** START MATERIAL SUPPLIED **
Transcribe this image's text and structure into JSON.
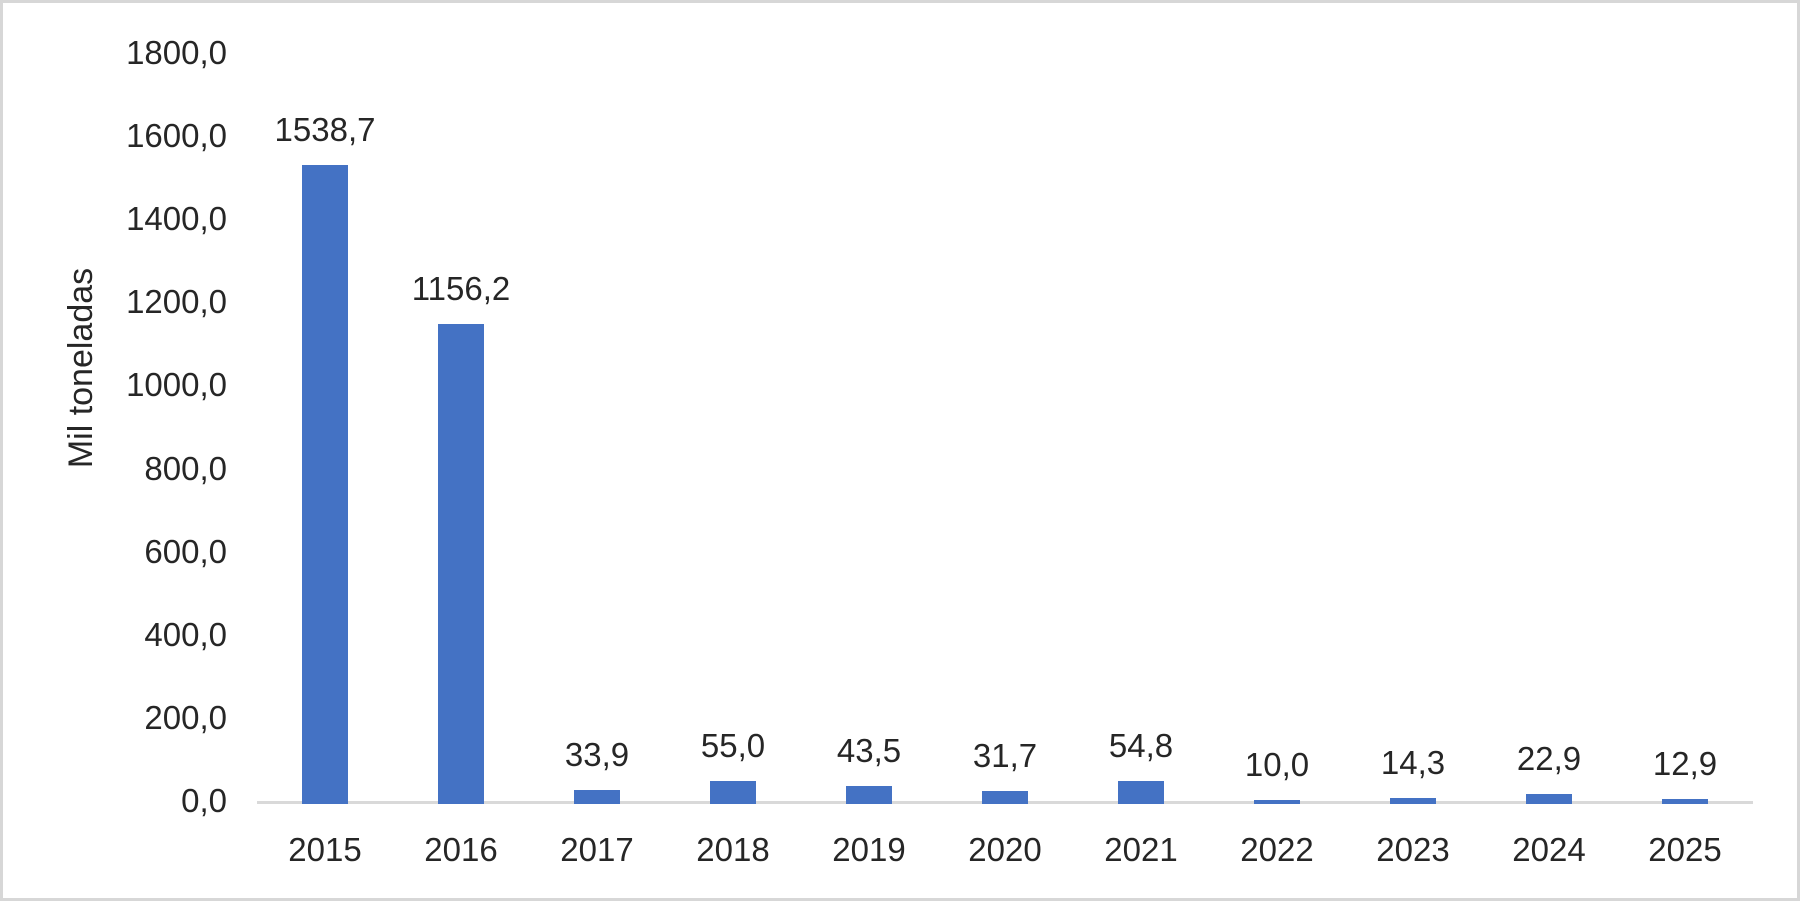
{
  "chart_data": {
    "type": "bar",
    "title": "",
    "xlabel": "",
    "ylabel": "Mil toneladas",
    "categories": [
      "2015",
      "2016",
      "2017",
      "2018",
      "2019",
      "2020",
      "2021",
      "2022",
      "2023",
      "2024",
      "2025"
    ],
    "values": [
      1538.7,
      1156.2,
      33.9,
      55.0,
      43.5,
      31.7,
      54.8,
      10.0,
      14.3,
      22.9,
      12.9
    ],
    "value_labels": [
      "1538,7",
      "1156,2",
      "33,9",
      "55,0",
      "43,5",
      "31,7",
      "54,8",
      "10,0",
      "14,3",
      "22,9",
      "12,9"
    ],
    "ylim": [
      0,
      1800
    ],
    "ytick_step": 200,
    "ytick_labels": [
      "0,0",
      "200,0",
      "400,0",
      "600,0",
      "800,0",
      "1000,0",
      "1200,0",
      "1400,0",
      "1600,0",
      "1800,0"
    ],
    "grid": false,
    "legend_position": "none",
    "decimal_separator": ",",
    "colors": {
      "bar": "#4472C4",
      "axis_line": "#D9D9D9",
      "text": "#262626",
      "border": "#D7D7D7",
      "background": "#FFFFFF"
    }
  }
}
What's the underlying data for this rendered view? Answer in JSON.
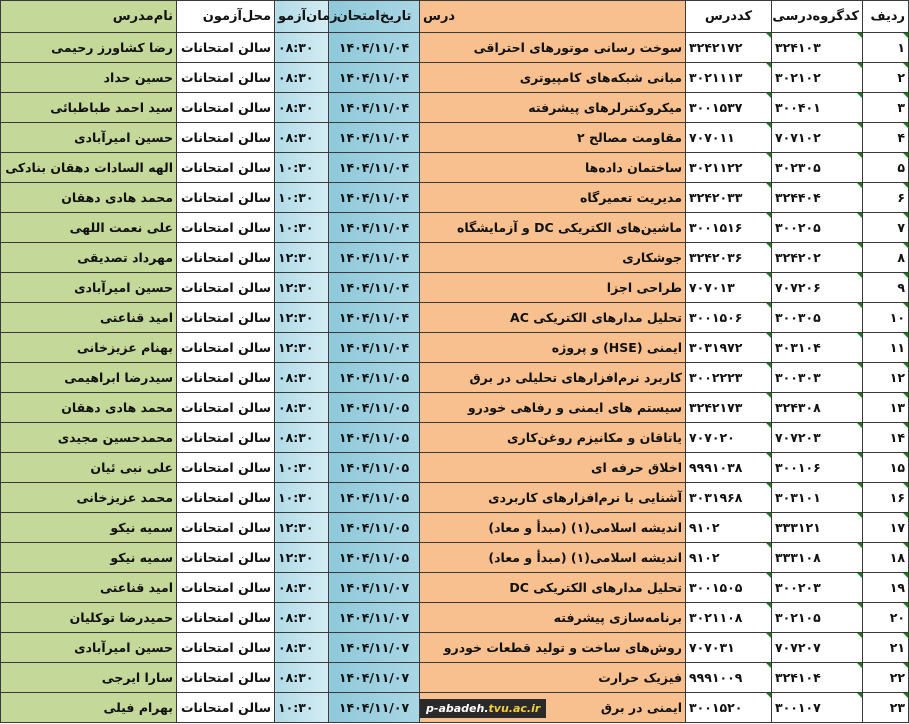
{
  "headers": {
    "row": "ردیف",
    "group_code": "کدگروه‌درسی",
    "course_code": "کددرس",
    "course": "درس",
    "date": "تاریخ‌امتحان",
    "time": "زمان‌آزمو",
    "place": "محل‌آزمون",
    "teacher": "نام‌مدرس"
  },
  "rows": [
    {
      "row": "۱",
      "group_code": "۳۲۴۱۰۳",
      "course_code": "۳۲۴۲۱۷۲",
      "course": "سوخت رسانی موتورهای احتراقی",
      "date": "۱۴۰۴/۱۱/۰۴",
      "time": "۰۸:۳۰",
      "place": "سالن امتحانات",
      "teacher": "رضا کشاورز رحیمی"
    },
    {
      "row": "۲",
      "group_code": "۳۰۲۱۰۲",
      "course_code": "۳۰۲۱۱۱۳",
      "course": "مبانی شبکه‌های کامپیوتری",
      "date": "۱۴۰۴/۱۱/۰۴",
      "time": "۰۸:۳۰",
      "place": "سالن امتحانات",
      "teacher": "حسین حداد"
    },
    {
      "row": "۳",
      "group_code": "۳۰۰۴۰۱",
      "course_code": "۳۰۰۱۵۳۷",
      "course": "میکروکنترلرهای پیشرفته",
      "date": "۱۴۰۴/۱۱/۰۴",
      "time": "۰۸:۳۰",
      "place": "سالن امتحانات",
      "teacher": "سید احمد طباطبائی"
    },
    {
      "row": "۴",
      "group_code": "۷۰۷۱۰۲",
      "course_code": "۷۰۷۰۱۱",
      "course": "مقاومت مصالح ۲",
      "date": "۱۴۰۴/۱۱/۰۴",
      "time": "۰۸:۳۰",
      "place": "سالن امتحانات",
      "teacher": "حسین امیرآبادی"
    },
    {
      "row": "۵",
      "group_code": "۳۰۲۳۰۵",
      "course_code": "۳۰۲۱۱۲۲",
      "course": "ساختمان داده‌ها",
      "date": "۱۴۰۴/۱۱/۰۴",
      "time": "۱۰:۳۰",
      "place": "سالن امتحانات",
      "teacher": "الهه السادات دهقان بنادکی"
    },
    {
      "row": "۶",
      "group_code": "۳۲۴۴۰۴",
      "course_code": "۳۲۴۲۰۳۳",
      "course": "مدیریت تعمیرگاه",
      "date": "۱۴۰۴/۱۱/۰۴",
      "time": "۱۰:۳۰",
      "place": "سالن امتحانات",
      "teacher": "محمد هادی دهقان"
    },
    {
      "row": "۷",
      "group_code": "۳۰۰۲۰۵",
      "course_code": "۳۰۰۱۵۱۶",
      "course": "ماشین‌های الکتریکی DC و آزمایشگاه",
      "date": "۱۴۰۴/۱۱/۰۴",
      "time": "۱۰:۳۰",
      "place": "سالن امتحانات",
      "teacher": "علی نعمت اللهی"
    },
    {
      "row": "۸",
      "group_code": "۳۲۴۲۰۲",
      "course_code": "۳۲۴۲۰۳۶",
      "course": "جوشکاری",
      "date": "۱۴۰۴/۱۱/۰۴",
      "time": "۱۲:۳۰",
      "place": "سالن امتحانات",
      "teacher": "مهرداد تصدیقی"
    },
    {
      "row": "۹",
      "group_code": "۷۰۷۲۰۶",
      "course_code": "۷۰۷۰۱۳",
      "course": "طراحی اجزا",
      "date": "۱۴۰۴/۱۱/۰۴",
      "time": "۱۲:۳۰",
      "place": "سالن امتحانات",
      "teacher": "حسین امیرآبادی"
    },
    {
      "row": "۱۰",
      "group_code": "۳۰۰۳۰۵",
      "course_code": "۳۰۰۱۵۰۶",
      "course": "تحلیل مدارهای الکتریکی AC",
      "date": "۱۴۰۴/۱۱/۰۴",
      "time": "۱۲:۳۰",
      "place": "سالن امتحانات",
      "teacher": "امید قناعتی"
    },
    {
      "row": "۱۱",
      "group_code": "۳۰۳۱۰۴",
      "course_code": "۳۰۳۱۹۷۲",
      "course": "ایمنی (HSE) و پروژه",
      "date": "۱۴۰۴/۱۱/۰۴",
      "time": "۱۲:۳۰",
      "place": "سالن امتحانات",
      "teacher": "بهنام عزیزخانی"
    },
    {
      "row": "۱۲",
      "group_code": "۳۰۰۳۰۳",
      "course_code": "۳۰۰۲۲۲۳",
      "course": "کاربرد نرم‌افزارهای تحلیلی در برق",
      "date": "۱۴۰۴/۱۱/۰۵",
      "time": "۰۸:۳۰",
      "place": "سالن امتحانات",
      "teacher": "سیدرضا ابراهیمی"
    },
    {
      "row": "۱۳",
      "group_code": "۳۲۴۳۰۸",
      "course_code": "۳۲۴۲۱۷۳",
      "course": "سیستم های ایمنی و رفاهی خودرو",
      "date": "۱۴۰۴/۱۱/۰۵",
      "time": "۰۸:۳۰",
      "place": "سالن امتحانات",
      "teacher": "محمد هادی دهقان"
    },
    {
      "row": "۱۴",
      "group_code": "۷۰۷۲۰۳",
      "course_code": "۷۰۷۰۲۰",
      "course": "یاتاقان و مکانیزم روغن‌کاری",
      "date": "۱۴۰۴/۱۱/۰۵",
      "time": "۰۸:۳۰",
      "place": "سالن امتحانات",
      "teacher": "محمدحسین مجیدی"
    },
    {
      "row": "۱۵",
      "group_code": "۳۰۰۱۰۶",
      "course_code": "۹۹۹۱۰۳۸",
      "course": "اخلاق حرفه ای",
      "date": "۱۴۰۴/۱۱/۰۵",
      "time": "۱۰:۳۰",
      "place": "سالن امتحانات",
      "teacher": "علی نبی ئیان"
    },
    {
      "row": "۱۶",
      "group_code": "۳۰۳۱۰۱",
      "course_code": "۳۰۳۱۹۶۸",
      "course": "آشنایی با نرم‌افزارهای کاربردی",
      "date": "۱۴۰۴/۱۱/۰۵",
      "time": "۱۰:۳۰",
      "place": "سالن امتحانات",
      "teacher": "محمد عزیزخانی"
    },
    {
      "row": "۱۷",
      "group_code": "۳۳۳۱۲۱",
      "course_code": "۹۱۰۲",
      "course": "اندیشه اسلامی(۱)  (مبدأ و معاد)",
      "date": "۱۴۰۴/۱۱/۰۵",
      "time": "۱۲:۳۰",
      "place": "سالن امتحانات",
      "teacher": "سمیه نیکو"
    },
    {
      "row": "۱۸",
      "group_code": "۳۳۳۱۰۸",
      "course_code": "۹۱۰۲",
      "course": "اندیشه اسلامی(۱)  (مبدأ و معاد)",
      "date": "۱۴۰۴/۱۱/۰۵",
      "time": "۱۲:۳۰",
      "place": "سالن امتحانات",
      "teacher": "سمیه نیکو"
    },
    {
      "row": "۱۹",
      "group_code": "۳۰۰۲۰۳",
      "course_code": "۳۰۰۱۵۰۵",
      "course": "تحلیل مدارهای الکتریکی DC",
      "date": "۱۴۰۴/۱۱/۰۷",
      "time": "۰۸:۳۰",
      "place": "سالن امتحانات",
      "teacher": "امید قناعتی"
    },
    {
      "row": "۲۰",
      "group_code": "۳۰۲۱۰۵",
      "course_code": "۳۰۲۱۱۰۸",
      "course": "برنامه‌سازی پیشرفته",
      "date": "۱۴۰۴/۱۱/۰۷",
      "time": "۰۸:۳۰",
      "place": "سالن امتحانات",
      "teacher": "حمیدرضا توکلیان"
    },
    {
      "row": "۲۱",
      "group_code": "۷۰۷۲۰۷",
      "course_code": "۷۰۷۰۳۱",
      "course": "روش‌های ساخت و تولید قطعات خودرو",
      "date": "۱۴۰۴/۱۱/۰۷",
      "time": "۰۸:۳۰",
      "place": "سالن امتحانات",
      "teacher": "حسین امیرآبادی"
    },
    {
      "row": "۲۲",
      "group_code": "۳۲۴۱۰۴",
      "course_code": "۹۹۹۱۰۰۹",
      "course": "فیزیک حرارت",
      "date": "۱۴۰۴/۱۱/۰۷",
      "time": "۰۸:۳۰",
      "place": "سالن امتحانات",
      "teacher": "سارا ایرجی"
    },
    {
      "row": "۲۳",
      "group_code": "۳۰۰۱۰۷",
      "course_code": "۳۰۰۱۵۲۰",
      "course": "ایمنی در برق",
      "date": "۱۴۰۴/۱۱/۰۷",
      "time": "۱۰:۳۰",
      "place": "سالن امتحانات",
      "teacher": "بهرام فیلی"
    }
  ],
  "watermark": {
    "prefix": "p-abadeh.",
    "domain": "tvu.ac.ir"
  },
  "colors": {
    "course_column": "#f8c08f",
    "date_column": "#8fc9da",
    "time_column": "#b7dee8",
    "teacher_column": "#c4d89a"
  }
}
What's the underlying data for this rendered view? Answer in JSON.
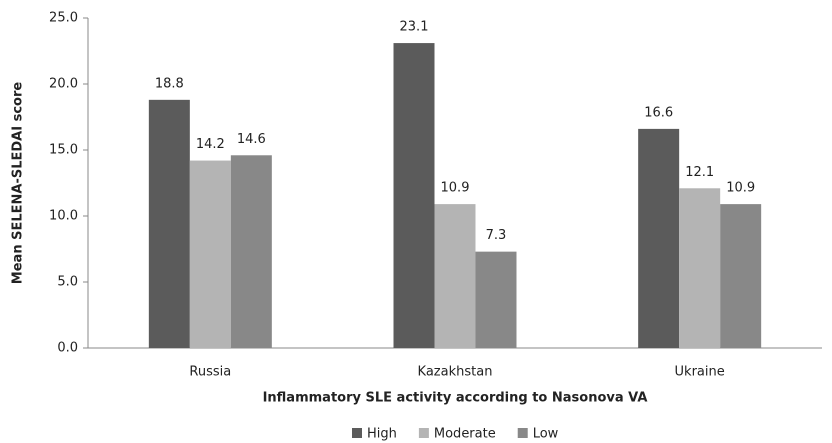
** END MATERIAL SUPPLIED **
» WHAT IS REQUIRED: Copy all lines from the data that hold the word "عزیزخانی".

» ANSWER TO THIS EXERCISE:
      "teacher": "بهنام عزیزخانی"
      "teacher": "محمد عزیزخانی"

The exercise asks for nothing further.